- Challenge:
Would you return all of this data exactly, leaving nothing out?
** START Given data **
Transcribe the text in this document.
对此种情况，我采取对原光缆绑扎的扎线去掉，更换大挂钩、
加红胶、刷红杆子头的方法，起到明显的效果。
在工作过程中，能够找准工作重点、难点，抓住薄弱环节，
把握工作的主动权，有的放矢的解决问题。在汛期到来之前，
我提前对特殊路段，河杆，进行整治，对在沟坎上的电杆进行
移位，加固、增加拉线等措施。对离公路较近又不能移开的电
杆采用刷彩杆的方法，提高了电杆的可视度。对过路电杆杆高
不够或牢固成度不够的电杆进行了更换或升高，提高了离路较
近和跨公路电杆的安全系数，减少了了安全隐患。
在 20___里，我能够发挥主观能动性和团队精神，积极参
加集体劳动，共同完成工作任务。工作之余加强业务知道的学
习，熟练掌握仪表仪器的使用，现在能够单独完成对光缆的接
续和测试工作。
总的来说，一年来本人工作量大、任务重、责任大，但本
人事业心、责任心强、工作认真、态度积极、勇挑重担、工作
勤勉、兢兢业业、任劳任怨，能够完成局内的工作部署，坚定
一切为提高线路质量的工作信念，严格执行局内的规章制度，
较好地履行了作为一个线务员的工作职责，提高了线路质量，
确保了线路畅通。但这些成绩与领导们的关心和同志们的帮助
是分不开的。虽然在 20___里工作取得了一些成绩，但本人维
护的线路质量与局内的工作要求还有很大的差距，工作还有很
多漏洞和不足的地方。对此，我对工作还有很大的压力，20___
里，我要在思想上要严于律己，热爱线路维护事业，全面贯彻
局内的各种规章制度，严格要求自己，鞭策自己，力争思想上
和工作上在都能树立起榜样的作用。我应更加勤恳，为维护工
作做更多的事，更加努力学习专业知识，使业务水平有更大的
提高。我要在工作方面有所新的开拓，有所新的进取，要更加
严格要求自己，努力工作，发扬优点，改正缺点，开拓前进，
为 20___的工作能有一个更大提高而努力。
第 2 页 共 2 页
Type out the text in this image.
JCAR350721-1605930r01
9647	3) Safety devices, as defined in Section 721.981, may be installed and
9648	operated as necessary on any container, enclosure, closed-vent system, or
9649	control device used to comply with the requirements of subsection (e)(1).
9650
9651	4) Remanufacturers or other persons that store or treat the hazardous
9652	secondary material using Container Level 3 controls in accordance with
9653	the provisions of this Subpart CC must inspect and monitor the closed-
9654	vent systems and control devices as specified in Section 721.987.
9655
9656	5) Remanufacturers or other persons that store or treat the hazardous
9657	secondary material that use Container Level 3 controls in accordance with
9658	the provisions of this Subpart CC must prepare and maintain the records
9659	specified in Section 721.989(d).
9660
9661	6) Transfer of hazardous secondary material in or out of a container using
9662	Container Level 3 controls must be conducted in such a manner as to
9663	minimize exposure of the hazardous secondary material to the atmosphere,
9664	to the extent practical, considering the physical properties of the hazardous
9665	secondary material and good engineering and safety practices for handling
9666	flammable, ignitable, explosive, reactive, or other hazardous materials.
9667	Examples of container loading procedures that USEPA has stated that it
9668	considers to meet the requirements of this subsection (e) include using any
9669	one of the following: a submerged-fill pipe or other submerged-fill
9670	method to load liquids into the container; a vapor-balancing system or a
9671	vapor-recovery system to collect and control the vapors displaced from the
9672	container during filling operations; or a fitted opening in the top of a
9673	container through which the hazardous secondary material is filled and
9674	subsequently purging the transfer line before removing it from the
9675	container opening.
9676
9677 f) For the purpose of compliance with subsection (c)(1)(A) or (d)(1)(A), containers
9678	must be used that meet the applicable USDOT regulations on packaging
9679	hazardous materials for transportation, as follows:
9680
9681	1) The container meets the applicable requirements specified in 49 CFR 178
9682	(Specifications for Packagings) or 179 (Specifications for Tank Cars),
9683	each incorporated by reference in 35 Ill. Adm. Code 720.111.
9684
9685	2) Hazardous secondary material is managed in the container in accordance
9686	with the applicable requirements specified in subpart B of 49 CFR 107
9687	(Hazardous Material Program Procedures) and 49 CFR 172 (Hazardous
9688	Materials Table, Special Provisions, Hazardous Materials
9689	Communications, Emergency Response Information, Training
** END Given data **
- Problem solution:
Transcribe the text in this document.
对此种情况，我采取对原光缆绑扎的扎线去掉，更换大挂钩、
加红胶、刷红杆子头的方法，起到明显的效果。
在工作过程中，能够找准工作重点、难点，抓住薄弱环节，
把握工作的主动权，有的放矢的解决问题。在汛期到来之前，
我提前对特殊路段，河杆，进行整治，对在沟坎上的电杆进行
移位，加固、增加拉线等措施。对离公路较近又不能移开的电
杆采用刷彩杆的方法，提高了电杆的可视度。对过路电杆杆高
不够或牢固成度不够的电杆进行了更换或升高，提高了离路较
近和跨公路电杆的安全系数，减少了了安全隐患。
在 20___里，我能够发挥主观能动性和团队精神，积极参
加集体劳动，共同完成工作任务。工作之余加强业务知道的学
习，熟练掌握仪表仪器的使用，现在能够单独完成对光缆的接
续和测试工作。
总的来说，一年来本人工作量大、任务重、责任大，但本
人事业心、责任心强、工作认真、态度积极、勇挑重担、工作
勤勉、兢兢业业、任劳任怨，能够完成局内的工作部署，坚定
一切为提高线路质量的工作信念，严格执行局内的规章制度，
较好地履行了作为一个线务员的工作职责，提高了线路质量，
确保了线路畅通。但这些成绩与领导们的关心和同志们的帮助
是分不开的。虽然在 20___里工作取得了一些成绩，但本人维
护的线路质量与局内的工作要求还有很大的差距，工作还有很
多漏洞和不足的地方。对此，我对工作还有很大的压力，20___
里，我要在思想上要严于律己，热爱线路维护事业，全面贯彻
局内的各种规章制度，严格要求自己，鞭策自己，力争思想上
和工作上在都能树立起榜样的作用。我应更加勤恳，为维护工
作做更多的事，更加努力学习专业知识，使业务水平有更大的
提高。我要在工作方面有所新的开拓，有所新的进取，要更加
严格要求自己，努力工作，发扬优点，改正缺点，开拓前进，
为 20___的工作能有一个更大提高而努力。
第 2 页 共 2 页
Type out the text in this image.
JCAR350721-1605930r01
9647	3) Safety devices, as defined in Section 721.981, may be installed and
9648	operated as necessary on any container, enclosure, closed-vent system, or
9649	control device used to comply with the requirements of subsection (e)(1).
9650
9651	4) Remanufacturers or other persons that store or treat the hazardous
9652	secondary material using Container Level 3 controls in accordance with
9653	the provisions of this Subpart CC must inspect and monitor the closed-
9654	vent systems and control devices as specified in Section 721.987.
9655
9656	5) Remanufacturers or other persons that store or treat the hazardous
9657	secondary material that use Container Level 3 controls in accordance with
9658	the provisions of this Subpart CC must prepare and maintain the records
9659	specified in Section 721.989(d).
9660
9661	6) Transfer of hazardous secondary material in or out of a container using
9662	Container Level 3 controls must be conducted in such a manner as to
9663	minimize exposure of the hazardous secondary material to the atmosphere,
9664	to the extent practical, considering the physical properties of the hazardous
9665	secondary material and good engineering and safety practices for handling
9666	flammable, ignitable, explosive, reactive, or other hazardous materials.
9667	Examples of container loading procedures that USEPA has stated that it
9668	considers to meet the requirements of this subsection (e) include using any
9669	one of the following: a submerged-fill pipe or other submerged-fill
9670	method to load liquids into the container; a vapor-balancing system or a
9671	vapor-recovery system to collect and control the vapors displaced from the
9672	container during filling operations; or a fitted opening in the top of a
9673	container through which the hazardous secondary material is filled and
9674	subsequently purging the transfer line before removing it from the
9675	container opening.
9676
9677 f) For the purpose of compliance with subsection (c)(1)(A) or (d)(1)(A), containers
9678	must be used that meet the applicable USDOT regulations on packaging
9679	hazardous materials for transportation, as follows:
9680
9681	1) The container meets the applicable requirements specified in 49 CFR 178
9682	(Specifications for Packagings) or 179 (Specifications for Tank Cars),
9683	each incorporated by reference in 35 Ill. Adm. Code 720.111.
9684
9685	2) Hazardous secondary material is managed in the container in accordance
9686	with the applicable requirements specified in subpart B of 49 CFR 107
9687	(Hazardous Material Program Procedures) and 49 CFR 172 (Hazardous
9688	Materials Table, Special Provisions, Hazardous Materials
9689	Communications, Emergency Response Information, Training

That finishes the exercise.